◆ **WHAT YOU SHOULD DO**: Leave out the pictures and return every entry exactly as it appears.

◆ **AVAILABLE DATA**:
-.-.-
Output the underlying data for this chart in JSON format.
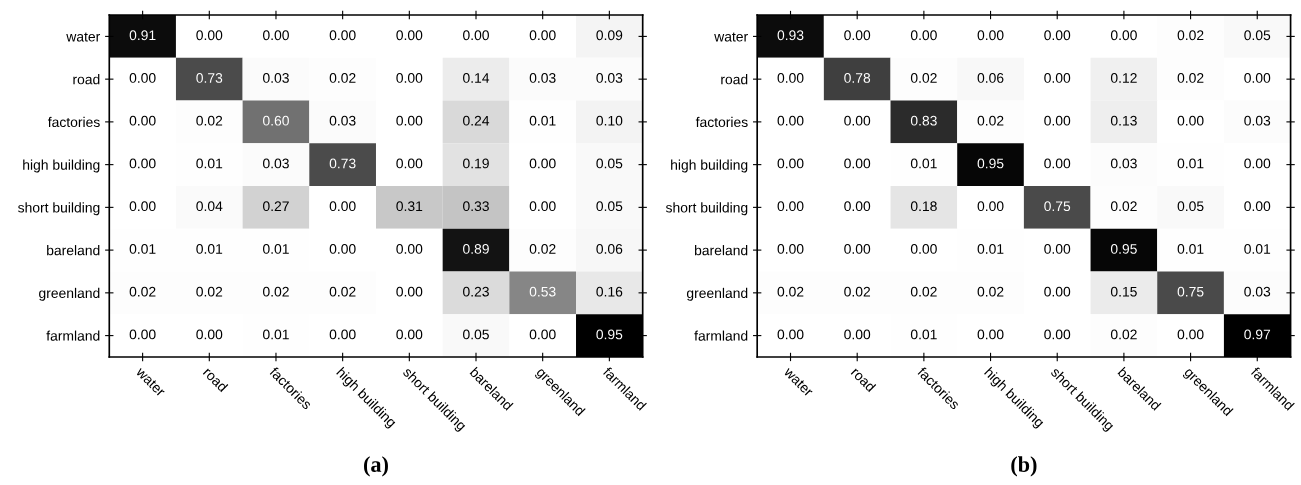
{
  "chart_data": [
    {
      "type": "heatmap",
      "annotations": [
        "(a)"
      ],
      "categories": [
        "water",
        "road",
        "factories",
        "high building",
        "short building",
        "bareland",
        "greenland",
        "farmland"
      ],
      "y_categories": [
        "water",
        "road",
        "factories",
        "high building",
        "short building",
        "bareland",
        "greenland",
        "farmland"
      ],
      "cells": [
        [
          0.91,
          0.0,
          0.0,
          0.0,
          0.0,
          0.0,
          0.0,
          0.09
        ],
        [
          0.0,
          0.73,
          0.03,
          0.02,
          0.0,
          0.14,
          0.03,
          0.03
        ],
        [
          0.0,
          0.02,
          0.6,
          0.03,
          0.0,
          0.24,
          0.01,
          0.1
        ],
        [
          0.0,
          0.01,
          0.03,
          0.73,
          0.0,
          0.19,
          0.0,
          0.05
        ],
        [
          0.0,
          0.04,
          0.27,
          0.0,
          0.31,
          0.33,
          0.0,
          0.05
        ],
        [
          0.01,
          0.01,
          0.01,
          0.0,
          0.0,
          0.89,
          0.02,
          0.06
        ],
        [
          0.02,
          0.02,
          0.02,
          0.02,
          0.0,
          0.23,
          0.53,
          0.16
        ],
        [
          0.0,
          0.0,
          0.01,
          0.0,
          0.0,
          0.05,
          0.0,
          0.95
        ]
      ],
      "cell_labels": [
        [
          "0.91",
          "0.00",
          "0.00",
          "0.00",
          "0.00",
          "0.00",
          "0.00",
          "0.09"
        ],
        [
          "0.00",
          "0.73",
          "0.03",
          "0.02",
          "0.00",
          "0.14",
          "0.03",
          "0.03"
        ],
        [
          "0.00",
          "0.02",
          "0.60",
          "0.03",
          "0.00",
          "0.24",
          "0.01",
          "0.10"
        ],
        [
          "0.00",
          "0.01",
          "0.03",
          "0.73",
          "0.00",
          "0.19",
          "0.00",
          "0.05"
        ],
        [
          "0.00",
          "0.04",
          "0.27",
          "0.00",
          "0.31",
          "0.33",
          "0.00",
          "0.05"
        ],
        [
          "0.01",
          "0.01",
          "0.01",
          "0.00",
          "0.00",
          "0.89",
          "0.02",
          "0.06"
        ],
        [
          "0.02",
          "0.02",
          "0.02",
          "0.02",
          "0.00",
          "0.23",
          "0.53",
          "0.16"
        ],
        [
          "0.00",
          "0.00",
          "0.01",
          "0.00",
          "0.00",
          "0.05",
          "0.00",
          "0.95"
        ]
      ]
    },
    {
      "type": "heatmap",
      "annotations": [
        "(b)"
      ],
      "categories": [
        "water",
        "road",
        "factories",
        "high building",
        "short building",
        "bareland",
        "greenland",
        "farmland"
      ],
      "y_categories": [
        "water",
        "road",
        "factories",
        "high building",
        "short building",
        "bareland",
        "greenland",
        "farmland"
      ],
      "cells": [
        [
          0.93,
          0.0,
          0.0,
          0.0,
          0.0,
          0.0,
          0.02,
          0.05
        ],
        [
          0.0,
          0.78,
          0.02,
          0.06,
          0.0,
          0.12,
          0.02,
          0.0
        ],
        [
          0.0,
          0.0,
          0.83,
          0.02,
          0.0,
          0.13,
          0.0,
          0.03
        ],
        [
          0.0,
          0.0,
          0.01,
          0.95,
          0.0,
          0.03,
          0.01,
          0.0
        ],
        [
          0.0,
          0.0,
          0.18,
          0.0,
          0.75,
          0.02,
          0.05,
          0.0
        ],
        [
          0.0,
          0.0,
          0.0,
          0.01,
          0.0,
          0.95,
          0.01,
          0.01
        ],
        [
          0.02,
          0.02,
          0.02,
          0.02,
          0.0,
          0.15,
          0.75,
          0.03
        ],
        [
          0.0,
          0.0,
          0.01,
          0.0,
          0.0,
          0.02,
          0.0,
          0.97
        ]
      ],
      "cell_labels": [
        [
          "0.93",
          "0.00",
          "0.00",
          "0.00",
          "0.00",
          "0.00",
          "0.02",
          "0.05"
        ],
        [
          "0.00",
          "0.78",
          "0.02",
          "0.06",
          "0.00",
          "0.12",
          "0.02",
          "0.00"
        ],
        [
          "0.00",
          "0.00",
          "0.83",
          "0.02",
          "0.00",
          "0.13",
          "0.00",
          "0.03"
        ],
        [
          "0.00",
          "0.00",
          "0.01",
          "0.95",
          "0.00",
          "0.03",
          "0.01",
          "0.00"
        ],
        [
          "0.00",
          "0.00",
          "0.18",
          "0.00",
          "0.75",
          "0.02",
          "0.05",
          "0.00"
        ],
        [
          "0.00",
          "0.00",
          "0.00",
          "0.01",
          "0.00",
          "0.95",
          "0.01",
          "0.01"
        ],
        [
          "0.02",
          "0.02",
          "0.02",
          "0.02",
          "0.00",
          "0.15",
          "0.75",
          "0.03"
        ],
        [
          "0.00",
          "0.00",
          "0.01",
          "0.00",
          "0.00",
          "0.02",
          "0.00",
          "0.97"
        ]
      ]
    }
  ]
}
-.-.-
◆ **ANSWER TO THIS EXERCISE**:
Output the underlying data for this chart in JSON format.
{
  "chart_data": [
    {
      "type": "heatmap",
      "annotations": [
        "(a)"
      ],
      "categories": [
        "water",
        "road",
        "factories",
        "high building",
        "short building",
        "bareland",
        "greenland",
        "farmland"
      ],
      "y_categories": [
        "water",
        "road",
        "factories",
        "high building",
        "short building",
        "bareland",
        "greenland",
        "farmland"
      ],
      "cells": [
        [
          0.91,
          0.0,
          0.0,
          0.0,
          0.0,
          0.0,
          0.0,
          0.09
        ],
        [
          0.0,
          0.73,
          0.03,
          0.02,
          0.0,
          0.14,
          0.03,
          0.03
        ],
        [
          0.0,
          0.02,
          0.6,
          0.03,
          0.0,
          0.24,
          0.01,
          0.1
        ],
        [
          0.0,
          0.01,
          0.03,
          0.73,
          0.0,
          0.19,
          0.0,
          0.05
        ],
        [
          0.0,
          0.04,
          0.27,
          0.0,
          0.31,
          0.33,
          0.0,
          0.05
        ],
        [
          0.01,
          0.01,
          0.01,
          0.0,
          0.0,
          0.89,
          0.02,
          0.06
        ],
        [
          0.02,
          0.02,
          0.02,
          0.02,
          0.0,
          0.23,
          0.53,
          0.16
        ],
        [
          0.0,
          0.0,
          0.01,
          0.0,
          0.0,
          0.05,
          0.0,
          0.95
        ]
      ],
      "cell_labels": [
        [
          "0.91",
          "0.00",
          "0.00",
          "0.00",
          "0.00",
          "0.00",
          "0.00",
          "0.09"
        ],
        [
          "0.00",
          "0.73",
          "0.03",
          "0.02",
          "0.00",
          "0.14",
          "0.03",
          "0.03"
        ],
        [
          "0.00",
          "0.02",
          "0.60",
          "0.03",
          "0.00",
          "0.24",
          "0.01",
          "0.10"
        ],
        [
          "0.00",
          "0.01",
          "0.03",
          "0.73",
          "0.00",
          "0.19",
          "0.00",
          "0.05"
        ],
        [
          "0.00",
          "0.04",
          "0.27",
          "0.00",
          "0.31",
          "0.33",
          "0.00",
          "0.05"
        ],
        [
          "0.01",
          "0.01",
          "0.01",
          "0.00",
          "0.00",
          "0.89",
          "0.02",
          "0.06"
        ],
        [
          "0.02",
          "0.02",
          "0.02",
          "0.02",
          "0.00",
          "0.23",
          "0.53",
          "0.16"
        ],
        [
          "0.00",
          "0.00",
          "0.01",
          "0.00",
          "0.00",
          "0.05",
          "0.00",
          "0.95"
        ]
      ]
    },
    {
      "type": "heatmap",
      "annotations": [
        "(b)"
      ],
      "categories": [
        "water",
        "road",
        "factories",
        "high building",
        "short building",
        "bareland",
        "greenland",
        "farmland"
      ],
      "y_categories": [
        "water",
        "road",
        "factories",
        "high building",
        "short building",
        "bareland",
        "greenland",
        "farmland"
      ],
      "cells": [
        [
          0.93,
          0.0,
          0.0,
          0.0,
          0.0,
          0.0,
          0.02,
          0.05
        ],
        [
          0.0,
          0.78,
          0.02,
          0.06,
          0.0,
          0.12,
          0.02,
          0.0
        ],
        [
          0.0,
          0.0,
          0.83,
          0.02,
          0.0,
          0.13,
          0.0,
          0.03
        ],
        [
          0.0,
          0.0,
          0.01,
          0.95,
          0.0,
          0.03,
          0.01,
          0.0
        ],
        [
          0.0,
          0.0,
          0.18,
          0.0,
          0.75,
          0.02,
          0.05,
          0.0
        ],
        [
          0.0,
          0.0,
          0.0,
          0.01,
          0.0,
          0.95,
          0.01,
          0.01
        ],
        [
          0.02,
          0.02,
          0.02,
          0.02,
          0.0,
          0.15,
          0.75,
          0.03
        ],
        [
          0.0,
          0.0,
          0.01,
          0.0,
          0.0,
          0.02,
          0.0,
          0.97
        ]
      ],
      "cell_labels": [
        [
          "0.93",
          "0.00",
          "0.00",
          "0.00",
          "0.00",
          "0.00",
          "0.02",
          "0.05"
        ],
        [
          "0.00",
          "0.78",
          "0.02",
          "0.06",
          "0.00",
          "0.12",
          "0.02",
          "0.00"
        ],
        [
          "0.00",
          "0.00",
          "0.83",
          "0.02",
          "0.00",
          "0.13",
          "0.00",
          "0.03"
        ],
        [
          "0.00",
          "0.00",
          "0.01",
          "0.95",
          "0.00",
          "0.03",
          "0.01",
          "0.00"
        ],
        [
          "0.00",
          "0.00",
          "0.18",
          "0.00",
          "0.75",
          "0.02",
          "0.05",
          "0.00"
        ],
        [
          "0.00",
          "0.00",
          "0.00",
          "0.01",
          "0.00",
          "0.95",
          "0.01",
          "0.01"
        ],
        [
          "0.02",
          "0.02",
          "0.02",
          "0.02",
          "0.00",
          "0.15",
          "0.75",
          "0.03"
        ],
        [
          "0.00",
          "0.00",
          "0.01",
          "0.00",
          "0.00",
          "0.02",
          "0.00",
          "0.97"
        ]
      ]
    }
  ]
}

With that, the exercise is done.